Figure record listings:
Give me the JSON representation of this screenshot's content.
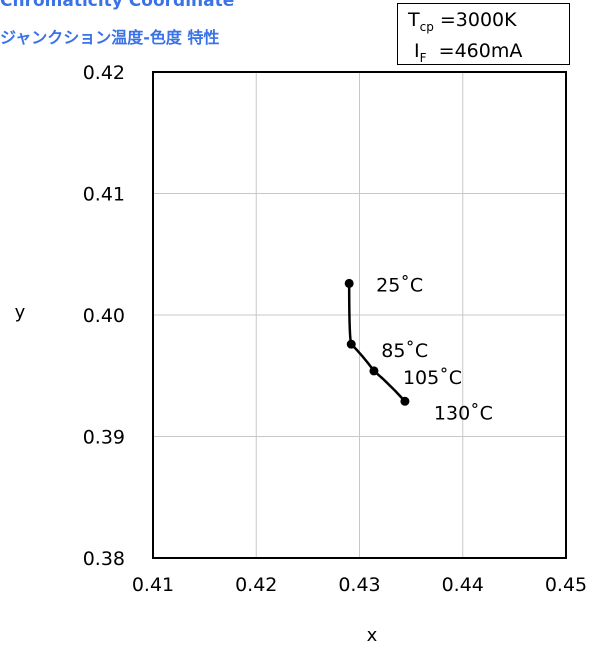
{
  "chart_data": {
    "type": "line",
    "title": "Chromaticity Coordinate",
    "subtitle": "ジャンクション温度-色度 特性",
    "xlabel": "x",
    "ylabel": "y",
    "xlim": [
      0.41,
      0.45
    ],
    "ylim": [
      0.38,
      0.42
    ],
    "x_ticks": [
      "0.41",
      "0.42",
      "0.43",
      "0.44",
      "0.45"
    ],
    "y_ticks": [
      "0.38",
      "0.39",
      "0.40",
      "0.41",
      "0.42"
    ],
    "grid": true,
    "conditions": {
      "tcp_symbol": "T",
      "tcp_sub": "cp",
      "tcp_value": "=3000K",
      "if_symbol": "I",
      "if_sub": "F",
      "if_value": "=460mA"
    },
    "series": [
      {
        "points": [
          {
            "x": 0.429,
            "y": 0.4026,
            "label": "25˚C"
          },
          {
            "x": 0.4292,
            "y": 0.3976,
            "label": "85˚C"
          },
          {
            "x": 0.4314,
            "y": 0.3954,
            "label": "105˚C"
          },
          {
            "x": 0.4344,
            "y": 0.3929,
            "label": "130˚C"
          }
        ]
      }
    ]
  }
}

■ TASK PROMPT
Exclude the pictures, and transcribe all of the material exactly.

■ RESULT
Give me the JSON representation of this screenshot's content.
{
  "chart_data": {
    "type": "line",
    "title": "Chromaticity Coordinate",
    "subtitle": "ジャンクション温度-色度 特性",
    "xlabel": "x",
    "ylabel": "y",
    "xlim": [
      0.41,
      0.45
    ],
    "ylim": [
      0.38,
      0.42
    ],
    "x_ticks": [
      "0.41",
      "0.42",
      "0.43",
      "0.44",
      "0.45"
    ],
    "y_ticks": [
      "0.38",
      "0.39",
      "0.40",
      "0.41",
      "0.42"
    ],
    "grid": true,
    "conditions": {
      "tcp_symbol": "T",
      "tcp_sub": "cp",
      "tcp_value": "=3000K",
      "if_symbol": "I",
      "if_sub": "F",
      "if_value": "=460mA"
    },
    "series": [
      {
        "points": [
          {
            "x": 0.429,
            "y": 0.4026,
            "label": "25˚C"
          },
          {
            "x": 0.4292,
            "y": 0.3976,
            "label": "85˚C"
          },
          {
            "x": 0.4314,
            "y": 0.3954,
            "label": "105˚C"
          },
          {
            "x": 0.4344,
            "y": 0.3929,
            "label": "130˚C"
          }
        ]
      }
    ]
  }
}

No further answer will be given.